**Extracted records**
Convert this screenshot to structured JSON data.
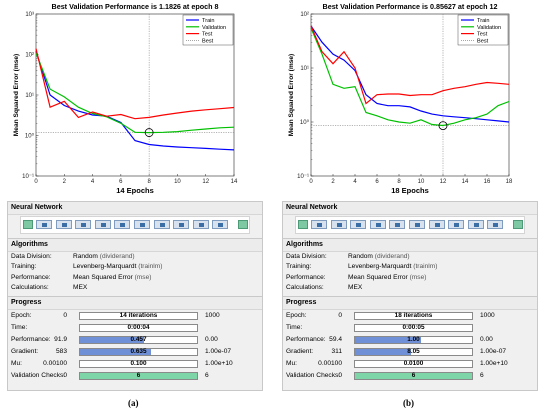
{
  "panels": [
    {
      "caption": "(a)",
      "chart_data": {
        "type": "line",
        "title": "Best Validation Performance is 1.1826 at epoch 8",
        "xlabel": "14 Epochs",
        "ylabel": "Mean Squared Error  (mse)",
        "yscale": "log",
        "xlim": [
          0,
          14
        ],
        "ylim": [
          0.1,
          1000
        ],
        "xticks": [
          0,
          2,
          4,
          6,
          8,
          10,
          12,
          14
        ],
        "yticks": [
          {
            "v": 0.1,
            "label": "10⁻¹"
          },
          {
            "v": 1,
            "label": "10⁰"
          },
          {
            "v": 10,
            "label": "10¹"
          },
          {
            "v": 100,
            "label": "10²"
          },
          {
            "v": 1000,
            "label": "10³"
          }
        ],
        "series": [
          {
            "name": "Train",
            "color": "#0000ff",
            "x": [
              0,
              1,
              2,
              3,
              4,
              5,
              6,
              7,
              8,
              9,
              10,
              11,
              12,
              13,
              14
            ],
            "y": [
              120,
              10,
              5.5,
              4.0,
              3.2,
              3.0,
              2.1,
              0.75,
              0.6,
              0.55,
              0.52,
              0.5,
              0.48,
              0.46,
              0.44
            ]
          },
          {
            "name": "Validation",
            "color": "#00c000",
            "x": [
              0,
              1,
              2,
              3,
              4,
              5,
              6,
              7,
              8,
              9,
              10,
              11,
              12,
              13,
              14
            ],
            "y": [
              110,
              14,
              9,
              5,
              3.5,
              2.9,
              2.0,
              1.2,
              1.18,
              1.2,
              1.25,
              1.35,
              1.45,
              1.55,
              1.6
            ]
          },
          {
            "name": "Test",
            "color": "#ff0000",
            "x": [
              0,
              1,
              2,
              3,
              4,
              5,
              6,
              7,
              8,
              9,
              10,
              11,
              12,
              13,
              14
            ],
            "y": [
              140,
              5,
              7,
              2.8,
              3.8,
              3.0,
              3.3,
              2.6,
              2.8,
              3.2,
              3.6,
              4.0,
              4.3,
              4.6,
              4.9
            ]
          }
        ],
        "best": {
          "name": "Best",
          "x": 8,
          "y": 1.1826,
          "color": "#888888"
        },
        "legend_position": "top-right"
      },
      "network_title": "Neural Network",
      "algorithms": {
        "title": "Algorithms",
        "rows": [
          {
            "label": "Data Division:",
            "value": "Random",
            "sub": "(dividerand)"
          },
          {
            "label": "Training:",
            "value": "Levenberg-Marquardt",
            "sub": "(trainlm)"
          },
          {
            "label": "Performance:",
            "value": "Mean Squared Error",
            "sub": "(mse)"
          },
          {
            "label": "Calculations:",
            "value": "MEX",
            "sub": ""
          }
        ]
      },
      "progress": {
        "title": "Progress",
        "rows": [
          {
            "label": "Epoch:",
            "min": "0",
            "bar": "14 iterations",
            "max": "1000",
            "fill": 0.0,
            "color": "#ffffff"
          },
          {
            "label": "Time:",
            "min": "",
            "bar": "0:00:04",
            "max": "",
            "fill": 0.0,
            "color": "#ffffff"
          },
          {
            "label": "Performance:",
            "min": "91.9",
            "bar": "0.457",
            "max": "0.00",
            "fill": 0.55,
            "color": "#6f8fd6"
          },
          {
            "label": "Gradient:",
            "min": "583",
            "bar": "0.635",
            "max": "1.00e-07",
            "fill": 0.61,
            "color": "#6f8fd6"
          },
          {
            "label": "Mu:",
            "min": "0.00100",
            "bar": "0.100",
            "max": "1.00e+10",
            "fill": 0.0,
            "color": "#ffffff"
          },
          {
            "label": "Validation Checks:",
            "min": "0",
            "bar": "6",
            "max": "6",
            "fill": 1.0,
            "color": "#7ed6a8"
          }
        ]
      }
    },
    {
      "caption": "(b)",
      "chart_data": {
        "type": "line",
        "title": "Best Validation Performance is 0.85627 at epoch 12",
        "xlabel": "18 Epochs",
        "ylabel": "Mean Squared Error  (mse)",
        "yscale": "log",
        "xlim": [
          0,
          18
        ],
        "ylim": [
          0.1,
          100
        ],
        "xticks": [
          0,
          2,
          4,
          6,
          8,
          10,
          12,
          14,
          16,
          18
        ],
        "yticks": [
          {
            "v": 0.1,
            "label": "10⁻¹"
          },
          {
            "v": 1,
            "label": "10⁰"
          },
          {
            "v": 10,
            "label": "10¹"
          },
          {
            "v": 100,
            "label": "10²"
          }
        ],
        "series": [
          {
            "name": "Train",
            "color": "#0000ff",
            "x": [
              0,
              1,
              2,
              3,
              4,
              5,
              6,
              7,
              8,
              9,
              10,
              11,
              12,
              13,
              14,
              15,
              16,
              17,
              18
            ],
            "y": [
              60,
              30,
              18,
              14,
              9,
              3.2,
              2.2,
              2.0,
              2.0,
              1.9,
              1.6,
              1.4,
              1.3,
              1.25,
              1.2,
              1.15,
              1.1,
              1.05,
              1.0
            ]
          },
          {
            "name": "Validation",
            "color": "#00c000",
            "x": [
              0,
              1,
              2,
              3,
              4,
              5,
              6,
              7,
              8,
              9,
              10,
              11,
              12,
              13,
              14,
              15,
              16,
              17,
              18
            ],
            "y": [
              55,
              18,
              5,
              4.2,
              4.5,
              1.5,
              1.3,
              1.1,
              1.0,
              0.95,
              1.1,
              0.9,
              0.86,
              0.95,
              1.1,
              1.2,
              1.4,
              2.0,
              2.4
            ]
          },
          {
            "name": "Test",
            "color": "#ff0000",
            "x": [
              0,
              1,
              2,
              3,
              4,
              5,
              6,
              7,
              8,
              9,
              10,
              11,
              12,
              13,
              14,
              15,
              16,
              17,
              18
            ],
            "y": [
              60,
              20,
              12,
              20,
              10,
              2.2,
              3.2,
              3.3,
              3.3,
              3.1,
              3.2,
              3.2,
              3.8,
              4.2,
              4.5,
              5.0,
              5.4,
              5.2,
              5.0
            ]
          }
        ],
        "best": {
          "name": "Best",
          "x": 12,
          "y": 0.85627,
          "color": "#888888"
        },
        "legend_position": "top-right"
      },
      "network_title": "Neural Network",
      "algorithms": {
        "title": "Algorithms",
        "rows": [
          {
            "label": "Data Division:",
            "value": "Random",
            "sub": "(dividerand)"
          },
          {
            "label": "Training:",
            "value": "Levenberg-Marquardt",
            "sub": "(trainlm)"
          },
          {
            "label": "Performance:",
            "value": "Mean Squared Error",
            "sub": "(mse)"
          },
          {
            "label": "Calculations:",
            "value": "MEX",
            "sub": ""
          }
        ]
      },
      "progress": {
        "title": "Progress",
        "rows": [
          {
            "label": "Epoch:",
            "min": "0",
            "bar": "18 iterations",
            "max": "1000",
            "fill": 0.0,
            "color": "#ffffff"
          },
          {
            "label": "Time:",
            "min": "",
            "bar": "0:00:05",
            "max": "",
            "fill": 0.0,
            "color": "#ffffff"
          },
          {
            "label": "Performance:",
            "min": "59.4",
            "bar": "1.00",
            "max": "0.00",
            "fill": 0.56,
            "color": "#6f8fd6"
          },
          {
            "label": "Gradient:",
            "min": "311",
            "bar": "8.05",
            "max": "1.00e-07",
            "fill": 0.48,
            "color": "#6f8fd6"
          },
          {
            "label": "Mu:",
            "min": "0.00100",
            "bar": "0.0100",
            "max": "1.00e+10",
            "fill": 0.0,
            "color": "#ffffff"
          },
          {
            "label": "Validation Checks:",
            "min": "0",
            "bar": "6",
            "max": "6",
            "fill": 1.0,
            "color": "#7ed6a8"
          }
        ]
      }
    }
  ]
}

**Problem description**
Exclude every picture and copy the remaining data exactly.

**Response to this exercise**
Convert this screenshot to structured JSON data.
{
  "panels": [
    {
      "caption": "(a)",
      "chart_data": {
        "type": "line",
        "title": "Best Validation Performance is 1.1826 at epoch 8",
        "xlabel": "14 Epochs",
        "ylabel": "Mean Squared Error  (mse)",
        "yscale": "log",
        "xlim": [
          0,
          14
        ],
        "ylim": [
          0.1,
          1000
        ],
        "xticks": [
          0,
          2,
          4,
          6,
          8,
          10,
          12,
          14
        ],
        "yticks": [
          {
            "v": 0.1,
            "label": "10⁻¹"
          },
          {
            "v": 1,
            "label": "10⁰"
          },
          {
            "v": 10,
            "label": "10¹"
          },
          {
            "v": 100,
            "label": "10²"
          },
          {
            "v": 1000,
            "label": "10³"
          }
        ],
        "series": [
          {
            "name": "Train",
            "color": "#0000ff",
            "x": [
              0,
              1,
              2,
              3,
              4,
              5,
              6,
              7,
              8,
              9,
              10,
              11,
              12,
              13,
              14
            ],
            "y": [
              120,
              10,
              5.5,
              4.0,
              3.2,
              3.0,
              2.1,
              0.75,
              0.6,
              0.55,
              0.52,
              0.5,
              0.48,
              0.46,
              0.44
            ]
          },
          {
            "name": "Validation",
            "color": "#00c000",
            "x": [
              0,
              1,
              2,
              3,
              4,
              5,
              6,
              7,
              8,
              9,
              10,
              11,
              12,
              13,
              14
            ],
            "y": [
              110,
              14,
              9,
              5,
              3.5,
              2.9,
              2.0,
              1.2,
              1.18,
              1.2,
              1.25,
              1.35,
              1.45,
              1.55,
              1.6
            ]
          },
          {
            "name": "Test",
            "color": "#ff0000",
            "x": [
              0,
              1,
              2,
              3,
              4,
              5,
              6,
              7,
              8,
              9,
              10,
              11,
              12,
              13,
              14
            ],
            "y": [
              140,
              5,
              7,
              2.8,
              3.8,
              3.0,
              3.3,
              2.6,
              2.8,
              3.2,
              3.6,
              4.0,
              4.3,
              4.6,
              4.9
            ]
          }
        ],
        "best": {
          "name": "Best",
          "x": 8,
          "y": 1.1826,
          "color": "#888888"
        },
        "legend_position": "top-right"
      },
      "network_title": "Neural Network",
      "algorithms": {
        "title": "Algorithms",
        "rows": [
          {
            "label": "Data Division:",
            "value": "Random",
            "sub": "(dividerand)"
          },
          {
            "label": "Training:",
            "value": "Levenberg-Marquardt",
            "sub": "(trainlm)"
          },
          {
            "label": "Performance:",
            "value": "Mean Squared Error",
            "sub": "(mse)"
          },
          {
            "label": "Calculations:",
            "value": "MEX",
            "sub": ""
          }
        ]
      },
      "progress": {
        "title": "Progress",
        "rows": [
          {
            "label": "Epoch:",
            "min": "0",
            "bar": "14 iterations",
            "max": "1000",
            "fill": 0.0,
            "color": "#ffffff"
          },
          {
            "label": "Time:",
            "min": "",
            "bar": "0:00:04",
            "max": "",
            "fill": 0.0,
            "color": "#ffffff"
          },
          {
            "label": "Performance:",
            "min": "91.9",
            "bar": "0.457",
            "max": "0.00",
            "fill": 0.55,
            "color": "#6f8fd6"
          },
          {
            "label": "Gradient:",
            "min": "583",
            "bar": "0.635",
            "max": "1.00e-07",
            "fill": 0.61,
            "color": "#6f8fd6"
          },
          {
            "label": "Mu:",
            "min": "0.00100",
            "bar": "0.100",
            "max": "1.00e+10",
            "fill": 0.0,
            "color": "#ffffff"
          },
          {
            "label": "Validation Checks:",
            "min": "0",
            "bar": "6",
            "max": "6",
            "fill": 1.0,
            "color": "#7ed6a8"
          }
        ]
      }
    },
    {
      "caption": "(b)",
      "chart_data": {
        "type": "line",
        "title": "Best Validation Performance is 0.85627 at epoch 12",
        "xlabel": "18 Epochs",
        "ylabel": "Mean Squared Error  (mse)",
        "yscale": "log",
        "xlim": [
          0,
          18
        ],
        "ylim": [
          0.1,
          100
        ],
        "xticks": [
          0,
          2,
          4,
          6,
          8,
          10,
          12,
          14,
          16,
          18
        ],
        "yticks": [
          {
            "v": 0.1,
            "label": "10⁻¹"
          },
          {
            "v": 1,
            "label": "10⁰"
          },
          {
            "v": 10,
            "label": "10¹"
          },
          {
            "v": 100,
            "label": "10²"
          }
        ],
        "series": [
          {
            "name": "Train",
            "color": "#0000ff",
            "x": [
              0,
              1,
              2,
              3,
              4,
              5,
              6,
              7,
              8,
              9,
              10,
              11,
              12,
              13,
              14,
              15,
              16,
              17,
              18
            ],
            "y": [
              60,
              30,
              18,
              14,
              9,
              3.2,
              2.2,
              2.0,
              2.0,
              1.9,
              1.6,
              1.4,
              1.3,
              1.25,
              1.2,
              1.15,
              1.1,
              1.05,
              1.0
            ]
          },
          {
            "name": "Validation",
            "color": "#00c000",
            "x": [
              0,
              1,
              2,
              3,
              4,
              5,
              6,
              7,
              8,
              9,
              10,
              11,
              12,
              13,
              14,
              15,
              16,
              17,
              18
            ],
            "y": [
              55,
              18,
              5,
              4.2,
              4.5,
              1.5,
              1.3,
              1.1,
              1.0,
              0.95,
              1.1,
              0.9,
              0.86,
              0.95,
              1.1,
              1.2,
              1.4,
              2.0,
              2.4
            ]
          },
          {
            "name": "Test",
            "color": "#ff0000",
            "x": [
              0,
              1,
              2,
              3,
              4,
              5,
              6,
              7,
              8,
              9,
              10,
              11,
              12,
              13,
              14,
              15,
              16,
              17,
              18
            ],
            "y": [
              60,
              20,
              12,
              20,
              10,
              2.2,
              3.2,
              3.3,
              3.3,
              3.1,
              3.2,
              3.2,
              3.8,
              4.2,
              4.5,
              5.0,
              5.4,
              5.2,
              5.0
            ]
          }
        ],
        "best": {
          "name": "Best",
          "x": 12,
          "y": 0.85627,
          "color": "#888888"
        },
        "legend_position": "top-right"
      },
      "network_title": "Neural Network",
      "algorithms": {
        "title": "Algorithms",
        "rows": [
          {
            "label": "Data Division:",
            "value": "Random",
            "sub": "(dividerand)"
          },
          {
            "label": "Training:",
            "value": "Levenberg-Marquardt",
            "sub": "(trainlm)"
          },
          {
            "label": "Performance:",
            "value": "Mean Squared Error",
            "sub": "(mse)"
          },
          {
            "label": "Calculations:",
            "value": "MEX",
            "sub": ""
          }
        ]
      },
      "progress": {
        "title": "Progress",
        "rows": [
          {
            "label": "Epoch:",
            "min": "0",
            "bar": "18 iterations",
            "max": "1000",
            "fill": 0.0,
            "color": "#ffffff"
          },
          {
            "label": "Time:",
            "min": "",
            "bar": "0:00:05",
            "max": "",
            "fill": 0.0,
            "color": "#ffffff"
          },
          {
            "label": "Performance:",
            "min": "59.4",
            "bar": "1.00",
            "max": "0.00",
            "fill": 0.56,
            "color": "#6f8fd6"
          },
          {
            "label": "Gradient:",
            "min": "311",
            "bar": "8.05",
            "max": "1.00e-07",
            "fill": 0.48,
            "color": "#6f8fd6"
          },
          {
            "label": "Mu:",
            "min": "0.00100",
            "bar": "0.0100",
            "max": "1.00e+10",
            "fill": 0.0,
            "color": "#ffffff"
          },
          {
            "label": "Validation Checks:",
            "min": "0",
            "bar": "6",
            "max": "6",
            "fill": 1.0,
            "color": "#7ed6a8"
          }
        ]
      }
    }
  ]
}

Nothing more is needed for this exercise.